§ Stated exercise
Find each line holding the word "Ground" and give the number of such lines, nothing else.
START Data for this task
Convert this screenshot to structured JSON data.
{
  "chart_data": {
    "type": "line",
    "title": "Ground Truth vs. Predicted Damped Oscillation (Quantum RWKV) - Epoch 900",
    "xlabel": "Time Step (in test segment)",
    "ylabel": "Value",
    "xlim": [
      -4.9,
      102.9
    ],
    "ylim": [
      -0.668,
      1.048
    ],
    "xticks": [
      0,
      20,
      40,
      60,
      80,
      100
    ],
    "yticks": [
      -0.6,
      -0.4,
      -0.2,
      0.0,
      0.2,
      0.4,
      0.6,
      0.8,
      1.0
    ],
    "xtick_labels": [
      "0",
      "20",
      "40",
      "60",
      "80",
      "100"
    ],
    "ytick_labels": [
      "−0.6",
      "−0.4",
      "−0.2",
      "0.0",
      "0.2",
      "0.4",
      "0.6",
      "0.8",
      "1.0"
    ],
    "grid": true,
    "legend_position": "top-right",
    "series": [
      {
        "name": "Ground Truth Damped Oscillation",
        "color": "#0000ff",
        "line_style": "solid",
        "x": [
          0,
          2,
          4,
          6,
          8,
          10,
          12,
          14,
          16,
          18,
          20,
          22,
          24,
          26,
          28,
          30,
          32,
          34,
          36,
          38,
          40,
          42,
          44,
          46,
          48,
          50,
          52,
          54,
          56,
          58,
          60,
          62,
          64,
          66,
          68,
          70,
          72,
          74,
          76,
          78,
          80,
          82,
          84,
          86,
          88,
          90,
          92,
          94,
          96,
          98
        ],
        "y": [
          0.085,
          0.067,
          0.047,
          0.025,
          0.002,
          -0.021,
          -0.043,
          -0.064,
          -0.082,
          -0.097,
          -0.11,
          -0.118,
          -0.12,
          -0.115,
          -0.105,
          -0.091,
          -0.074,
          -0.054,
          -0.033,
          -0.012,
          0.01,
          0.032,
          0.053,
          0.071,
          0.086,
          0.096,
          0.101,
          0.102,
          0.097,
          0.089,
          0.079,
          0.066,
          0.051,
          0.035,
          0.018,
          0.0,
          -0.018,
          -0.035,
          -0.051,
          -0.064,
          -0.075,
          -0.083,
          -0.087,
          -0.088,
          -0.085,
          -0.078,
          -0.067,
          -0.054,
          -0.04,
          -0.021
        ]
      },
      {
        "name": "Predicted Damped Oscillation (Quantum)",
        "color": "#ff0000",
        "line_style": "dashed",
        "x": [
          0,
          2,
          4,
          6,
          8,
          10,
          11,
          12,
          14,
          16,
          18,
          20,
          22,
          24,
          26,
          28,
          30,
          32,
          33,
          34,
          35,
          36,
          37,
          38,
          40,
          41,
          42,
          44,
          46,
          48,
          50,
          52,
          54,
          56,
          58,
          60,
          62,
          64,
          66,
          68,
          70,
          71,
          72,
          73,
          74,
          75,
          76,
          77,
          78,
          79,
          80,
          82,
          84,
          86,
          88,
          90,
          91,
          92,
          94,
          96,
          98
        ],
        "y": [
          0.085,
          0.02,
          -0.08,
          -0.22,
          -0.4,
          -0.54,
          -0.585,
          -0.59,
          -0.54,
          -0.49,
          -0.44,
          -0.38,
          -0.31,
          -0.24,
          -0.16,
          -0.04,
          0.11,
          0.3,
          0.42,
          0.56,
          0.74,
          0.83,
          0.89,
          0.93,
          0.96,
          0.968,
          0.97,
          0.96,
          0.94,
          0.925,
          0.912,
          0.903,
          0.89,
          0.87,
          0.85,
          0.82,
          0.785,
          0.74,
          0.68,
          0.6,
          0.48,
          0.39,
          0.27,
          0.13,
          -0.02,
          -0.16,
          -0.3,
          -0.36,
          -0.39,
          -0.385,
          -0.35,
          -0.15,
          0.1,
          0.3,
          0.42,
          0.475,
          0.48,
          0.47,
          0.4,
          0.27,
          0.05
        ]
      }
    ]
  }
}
END Data for this task
§ Exercise output
2